[Start of Input material]
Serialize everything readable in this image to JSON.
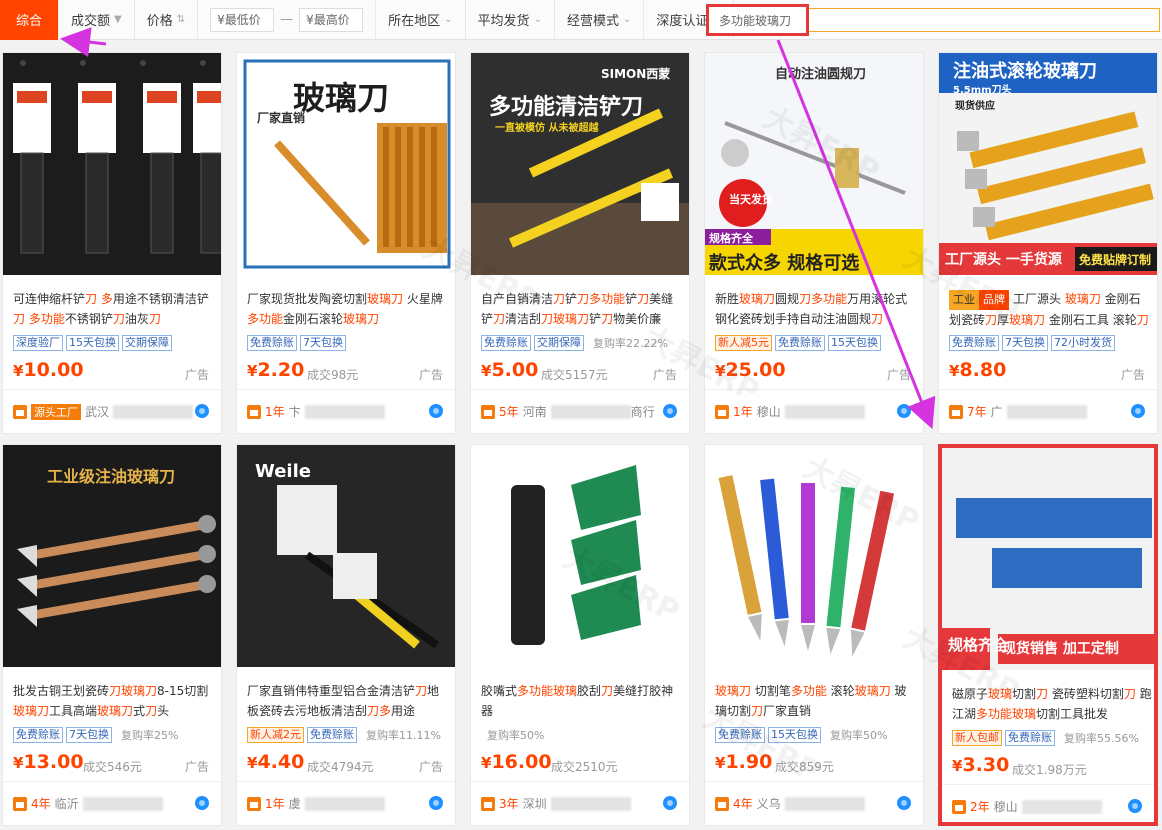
{
  "sortbar": {
    "items": [
      "综合",
      "成交额",
      "价格"
    ],
    "min_price": "¥最低价",
    "max_price": "¥最高价",
    "dash": "—",
    "filters": [
      "所在地区",
      "平均发货",
      "经营模式",
      "深度认证"
    ],
    "search_value": "多功能玻璃刀"
  },
  "watermark": "大昇ERP",
  "cards": [
    {
      "img_text": "",
      "title_parts": [
        [
          "可连伸缩杆铲",
          0
        ],
        [
          "刀",
          1
        ],
        [
          " ",
          0
        ],
        [
          "多",
          1
        ],
        [
          "用途不锈钢清洁铲",
          0
        ],
        [
          "刀",
          1
        ],
        [
          " ",
          0
        ],
        [
          "多功能",
          1
        ],
        [
          "不锈钢铲",
          0
        ],
        [
          "刀",
          1
        ],
        [
          "油灰",
          0
        ],
        [
          "刀",
          1
        ]
      ],
      "tags": [
        [
          "深度验厂",
          0
        ],
        [
          "15天包换",
          0
        ],
        [
          "交期保障",
          0
        ]
      ],
      "repurchase": "",
      "price": "10.00",
      "deals": "",
      "ad": "广告",
      "years": "",
      "shop_badge": "源头工厂",
      "shop": "武汉"
    },
    {
      "img_text": "玻璃刀",
      "img_sub": "厂家直销",
      "title_parts": [
        [
          "厂家现货批发陶瓷切割",
          0
        ],
        [
          "玻璃刀",
          1
        ],
        [
          " 火星牌",
          0
        ],
        [
          "多功能",
          1
        ],
        [
          "金刚石滚轮",
          0
        ],
        [
          "玻璃刀",
          1
        ]
      ],
      "tags": [
        [
          "免费赊账",
          0
        ],
        [
          "7天包换",
          0
        ]
      ],
      "repurchase": "",
      "price": "2.20",
      "deals": "成交98元",
      "ad": "广告",
      "years": "1年",
      "shop": "卞"
    },
    {
      "img_text": "多功能清洁铲刀",
      "img_sub": "一直被模仿 从未被超越",
      "img_brand": "SIMON西蒙",
      "title_parts": [
        [
          "自产自销清洁",
          0
        ],
        [
          "刀",
          1
        ],
        [
          "铲",
          0
        ],
        [
          "刀",
          1
        ],
        [
          "多功能",
          1
        ],
        [
          "铲",
          0
        ],
        [
          "刀",
          1
        ],
        [
          "美缝铲",
          0
        ],
        [
          "刀",
          1
        ],
        [
          "清洁刮",
          0
        ],
        [
          "刀玻璃刀",
          1
        ],
        [
          "铲",
          0
        ],
        [
          "刀",
          1
        ],
        [
          "物美价廉",
          0
        ]
      ],
      "tags": [
        [
          "免费赊账",
          0
        ],
        [
          "交期保障",
          0
        ]
      ],
      "repurchase": "复购率22.22%",
      "price": "5.00",
      "deals": "成交5157元",
      "ad": "广告",
      "years": "5年",
      "shop": "河南",
      "shop_tail": "商行"
    },
    {
      "img_text": "自动注油圆规刀",
      "img_sub": "当天发货",
      "img_bottom1": "规格齐全",
      "img_bottom2": "款式众多 规格可选",
      "title_parts": [
        [
          "新胜",
          0
        ],
        [
          "玻璃刀",
          1
        ],
        [
          "圆规",
          0
        ],
        [
          "刀",
          1
        ],
        [
          "多功能",
          1
        ],
        [
          "万用滚轮式钢化瓷砖划手持自动注油圆规",
          0
        ],
        [
          "刀",
          1
        ]
      ],
      "tags": [
        [
          "新人减5元",
          1
        ],
        [
          "免费赊账",
          0
        ],
        [
          "15天包换",
          0
        ]
      ],
      "repurchase": "",
      "price": "25.00",
      "deals": "",
      "ad": "广告",
      "years": "1年",
      "shop": "穆山"
    },
    {
      "img_text": "注油式滚轮玻璃刀",
      "img_sub": "5.5mm刀头",
      "img_sub2": "现货供应",
      "img_bottom1": "工厂源头 一手货源",
      "img_bottom2": "免费贴牌订制",
      "title_parts": [
        [
          "工厂源头 ",
          0
        ],
        [
          "玻璃刀",
          1
        ],
        [
          " 金刚石划瓷砖",
          0
        ],
        [
          "刀",
          1
        ],
        [
          "厚",
          0
        ],
        [
          "玻璃刀",
          1
        ],
        [
          " 金刚石工具 滚轮",
          0
        ],
        [
          "刀",
          1
        ]
      ],
      "line_badge1": "工业",
      "line_badge2": "品牌",
      "tags": [
        [
          "免费赊账",
          0
        ],
        [
          "7天包换",
          0
        ],
        [
          "72小时发货",
          0
        ]
      ],
      "repurchase": "",
      "price": "8.80",
      "deals": "",
      "ad": "广告",
      "years": "7年",
      "shop": "广"
    },
    {
      "img_text": "工业级注油玻璃刀",
      "title_parts": [
        [
          "批发古铜王划瓷砖",
          0
        ],
        [
          "刀玻璃刀",
          1
        ],
        [
          "8-15切割",
          0
        ],
        [
          "玻璃刀",
          1
        ],
        [
          "工具高端",
          0
        ],
        [
          "玻璃刀",
          1
        ],
        [
          "式",
          0
        ],
        [
          "刀",
          1
        ],
        [
          "头",
          0
        ]
      ],
      "tags": [
        [
          "免费赊账",
          0
        ],
        [
          "7天包换",
          0
        ]
      ],
      "repurchase": "复购率25%",
      "price": "13.00",
      "deals": "成交546元",
      "ad": "广告",
      "years": "4年",
      "shop": "临沂"
    },
    {
      "img_text": "Weile",
      "title_parts": [
        [
          "厂家直销伟特重型铝合金清洁铲",
          0
        ],
        [
          "刀",
          1
        ],
        [
          "地板瓷砖去污地板清洁刮",
          0
        ],
        [
          "刀",
          1
        ],
        [
          "多",
          1
        ],
        [
          "用途",
          0
        ]
      ],
      "tags": [
        [
          "新人减2元",
          1
        ],
        [
          "免费赊账",
          0
        ]
      ],
      "repurchase": "复购率11.11%",
      "price": "4.40",
      "deals": "成交4794元",
      "ad": "广告",
      "years": "1年",
      "shop": "虞"
    },
    {
      "img_text": "",
      "title_parts": [
        [
          "胶嘴式",
          0
        ],
        [
          "多功能玻璃",
          1
        ],
        [
          "胶刮",
          0
        ],
        [
          "刀",
          1
        ],
        [
          "美缝打胶神器",
          0
        ]
      ],
      "tags": [],
      "repurchase": "复购率50%",
      "price": "16.00",
      "deals": "成交2510元",
      "ad": "",
      "years": "3年",
      "shop": "深圳"
    },
    {
      "img_text": "",
      "title_parts": [
        [
          "玻璃刀",
          1
        ],
        [
          " 切割笔",
          0
        ],
        [
          "多功能",
          1
        ],
        [
          " 滚轮",
          0
        ],
        [
          "玻璃刀",
          1
        ],
        [
          " 玻璃切割",
          0
        ],
        [
          "刀",
          1
        ],
        [
          "厂家直销",
          0
        ]
      ],
      "tags": [
        [
          "免费赊账",
          0
        ],
        [
          "15天包换",
          0
        ]
      ],
      "repurchase": "复购率50%",
      "price": "1.90",
      "deals": "成交859元",
      "ad": "",
      "years": "4年",
      "shop": "义乌"
    },
    {
      "img_text": "规格齐全",
      "img_sub": "现货销售 加工定制",
      "title_parts": [
        [
          "磁原子",
          0
        ],
        [
          "玻璃",
          1
        ],
        [
          "切割",
          0
        ],
        [
          "刀",
          1
        ],
        [
          " 瓷砖塑料切割",
          0
        ],
        [
          "刀",
          1
        ],
        [
          " 跑江湖",
          0
        ],
        [
          "多功能玻璃",
          1
        ],
        [
          "切割工具批发",
          0
        ]
      ],
      "tags": [
        [
          "新人包邮",
          1
        ],
        [
          "免费赊账",
          0
        ]
      ],
      "repurchase": "复购率55.56%",
      "price": "3.30",
      "deals": "成交1.98万元",
      "ad": "",
      "years": "2年",
      "shop": "穆山"
    }
  ]
}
[End of Input material]
Goal – Pick out and copy the lines of the entries that hold the string "deals".

Result of this task –
      "deals": "",
      "deals": "成交98元",
      "deals": "成交5157元",
      "deals": "",
      "deals": "",
      "deals": "成交546元",
      "deals": "成交4794元",
      "deals": "成交2510元",
      "deals": "成交859元",
      "deals": "成交1.98万元",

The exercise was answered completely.